What is needed
Copy the data that follows, character for character, minus the pictures.

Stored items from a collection
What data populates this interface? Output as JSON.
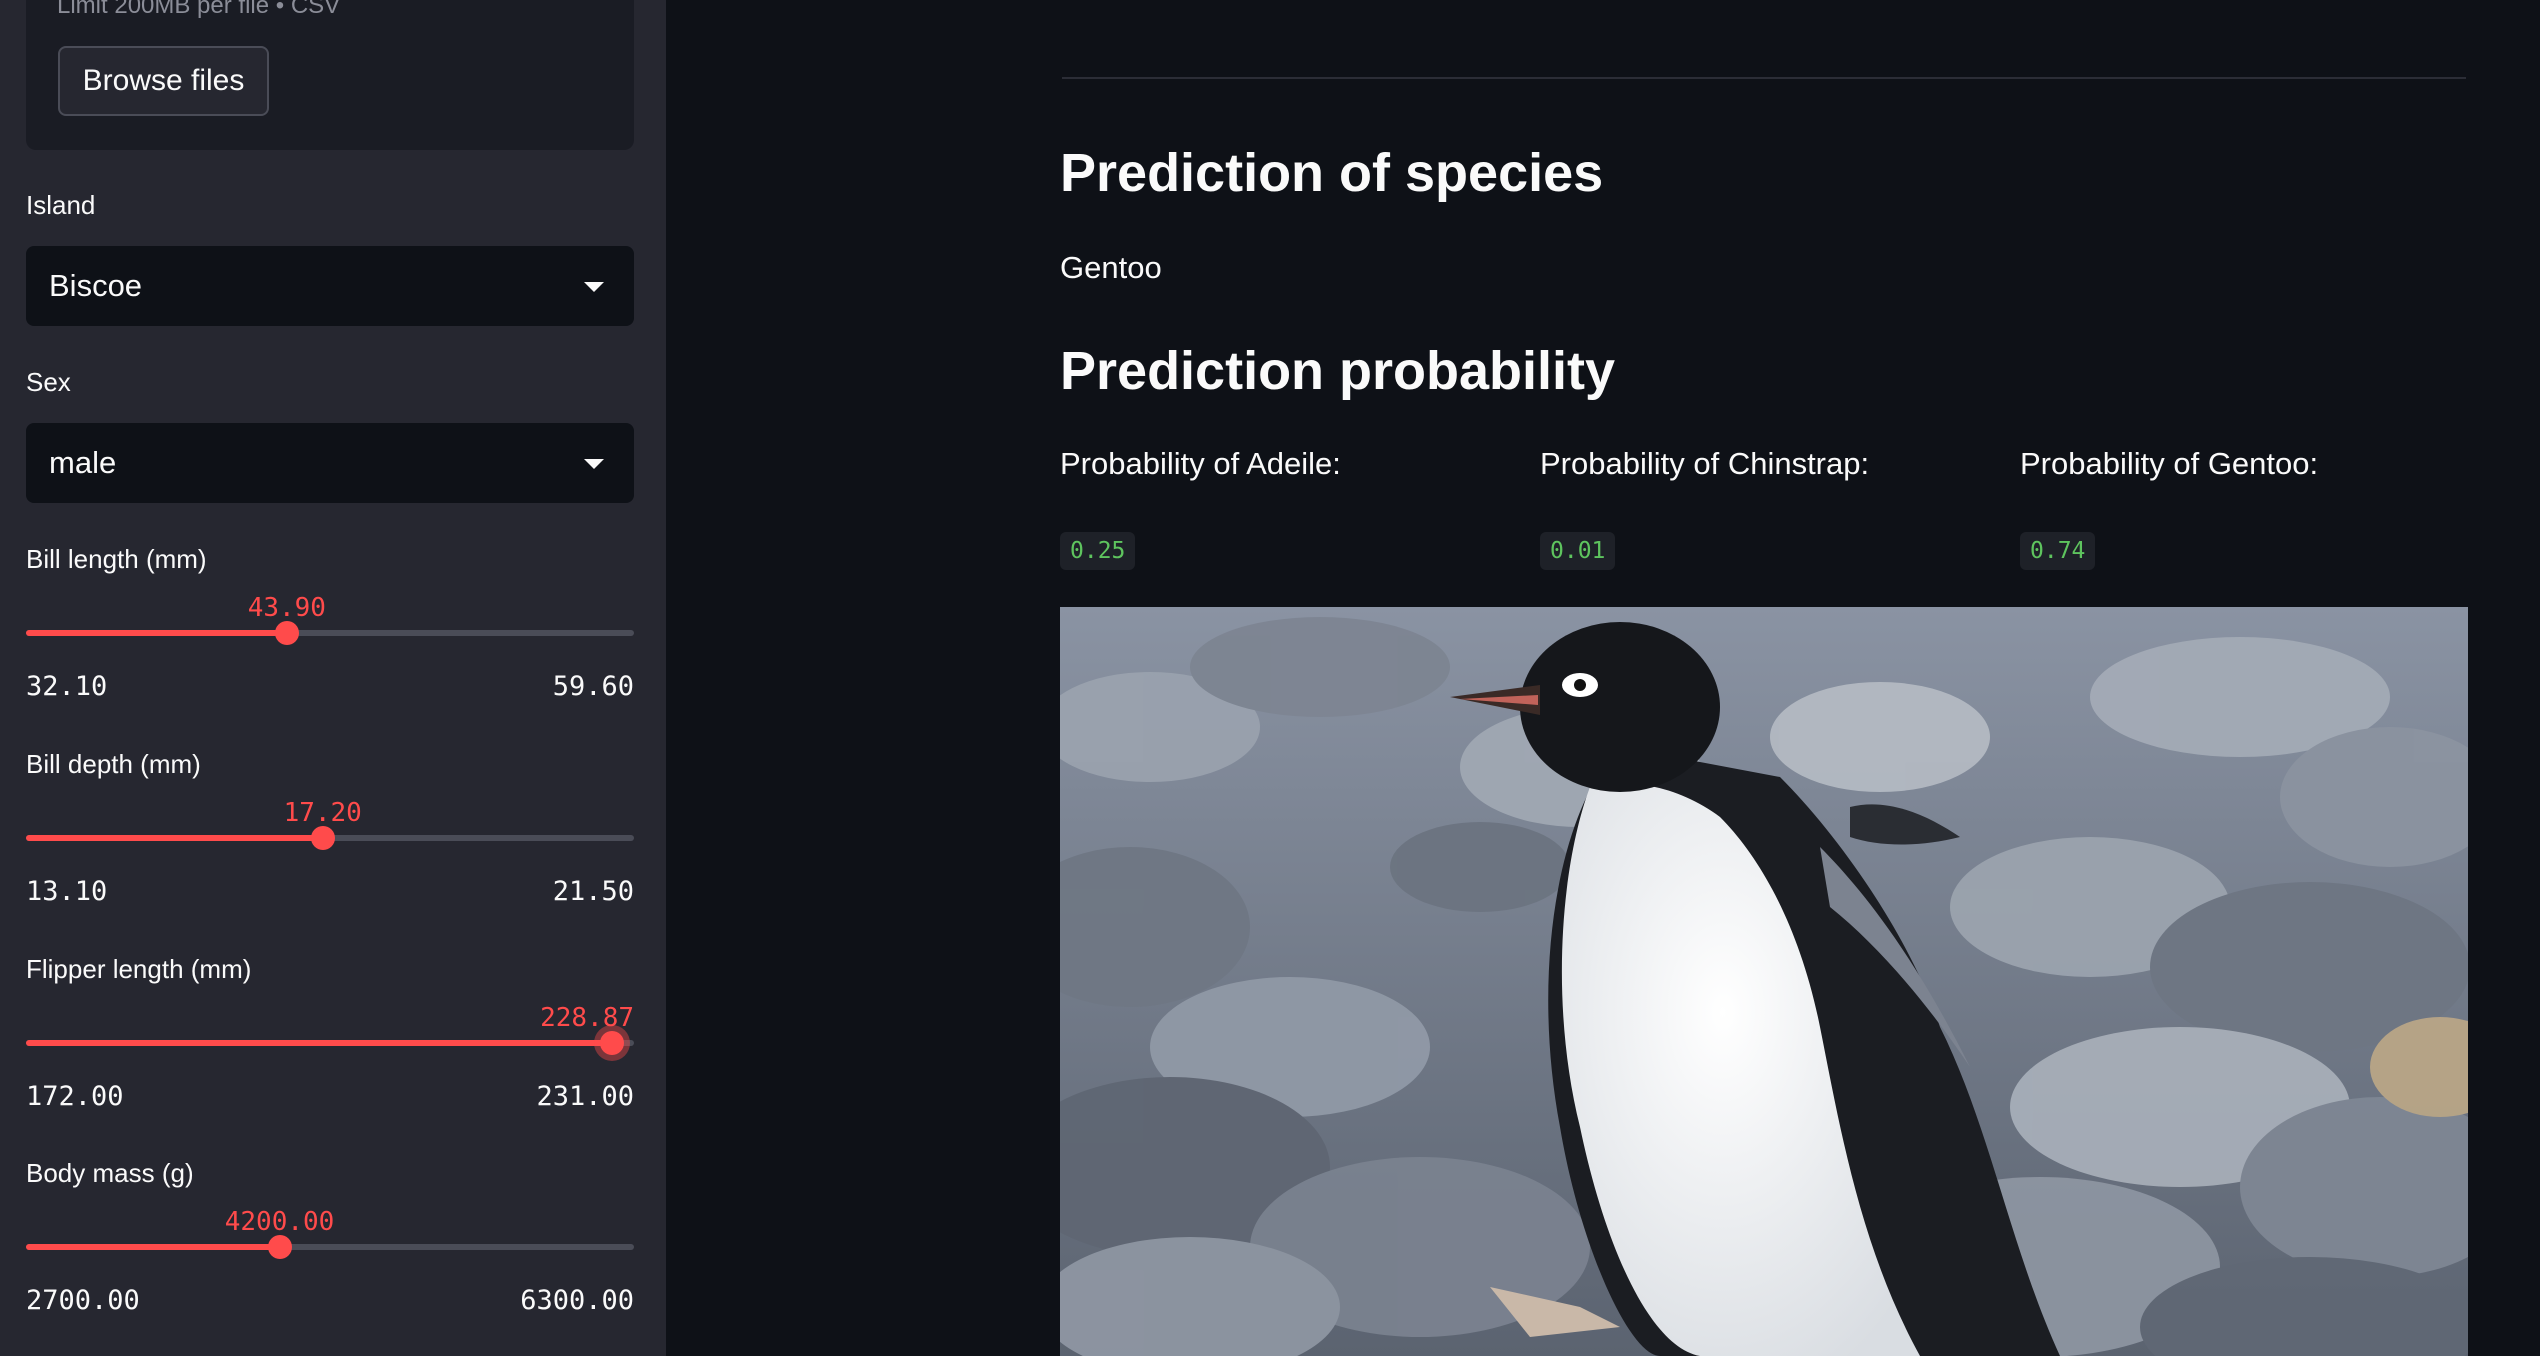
{
  "sidebar": {
    "uploader": {
      "limit_text": "Limit 200MB per file • CSV",
      "browse_label": "Browse files"
    },
    "island": {
      "label": "Island",
      "value": "Biscoe"
    },
    "sex": {
      "label": "Sex",
      "value": "male"
    },
    "sliders": [
      {
        "label": "Bill length (mm)",
        "value": "43.90",
        "min": "32.10",
        "max": "59.60",
        "fraction": 0.429
      },
      {
        "label": "Bill depth (mm)",
        "value": "17.20",
        "min": "13.10",
        "max": "21.50",
        "fraction": 0.488
      },
      {
        "label": "Flipper length (mm)",
        "value": "228.87",
        "min": "172.00",
        "max": "231.00",
        "fraction": 0.964
      },
      {
        "label": "Body mass (g)",
        "value": "4200.00",
        "min": "2700.00",
        "max": "6300.00",
        "fraction": 0.417
      }
    ]
  },
  "main": {
    "species_heading": "Prediction of species",
    "species_result": "Gentoo",
    "probability_heading": "Prediction probability",
    "probabilities": [
      {
        "label": "Probability of Adeile:",
        "value": "0.25"
      },
      {
        "label": "Probability of Chinstrap:",
        "value": "0.01"
      },
      {
        "label": "Probability of Gentoo:",
        "value": "0.74"
      }
    ]
  },
  "colors": {
    "accent": "#ff4b4b",
    "code_green": "#5ec45e",
    "sidebar_bg": "#262730",
    "main_bg": "#0e1117"
  }
}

Task output
What data populates this interface? Output as JSON.
{
  "sidebar": {
    "uploader": {
      "limit_text": "Limit 200MB per file • CSV",
      "browse_label": "Browse files"
    },
    "island": {
      "label": "Island",
      "value": "Biscoe"
    },
    "sex": {
      "label": "Sex",
      "value": "male"
    },
    "sliders": [
      {
        "label": "Bill length (mm)",
        "value": "43.90",
        "min": "32.10",
        "max": "59.60",
        "fraction": 0.429
      },
      {
        "label": "Bill depth (mm)",
        "value": "17.20",
        "min": "13.10",
        "max": "21.50",
        "fraction": 0.488
      },
      {
        "label": "Flipper length (mm)",
        "value": "228.87",
        "min": "172.00",
        "max": "231.00",
        "fraction": 0.964
      },
      {
        "label": "Body mass (g)",
        "value": "4200.00",
        "min": "2700.00",
        "max": "6300.00",
        "fraction": 0.417
      }
    ]
  },
  "main": {
    "species_heading": "Prediction of species",
    "species_result": "Gentoo",
    "probability_heading": "Prediction probability",
    "probabilities": [
      {
        "label": "Probability of Adeile:",
        "value": "0.25"
      },
      {
        "label": "Probability of Chinstrap:",
        "value": "0.01"
      },
      {
        "label": "Probability of Gentoo:",
        "value": "0.74"
      }
    ]
  },
  "colors": {
    "accent": "#ff4b4b",
    "code_green": "#5ec45e",
    "sidebar_bg": "#262730",
    "main_bg": "#0e1117"
  }
}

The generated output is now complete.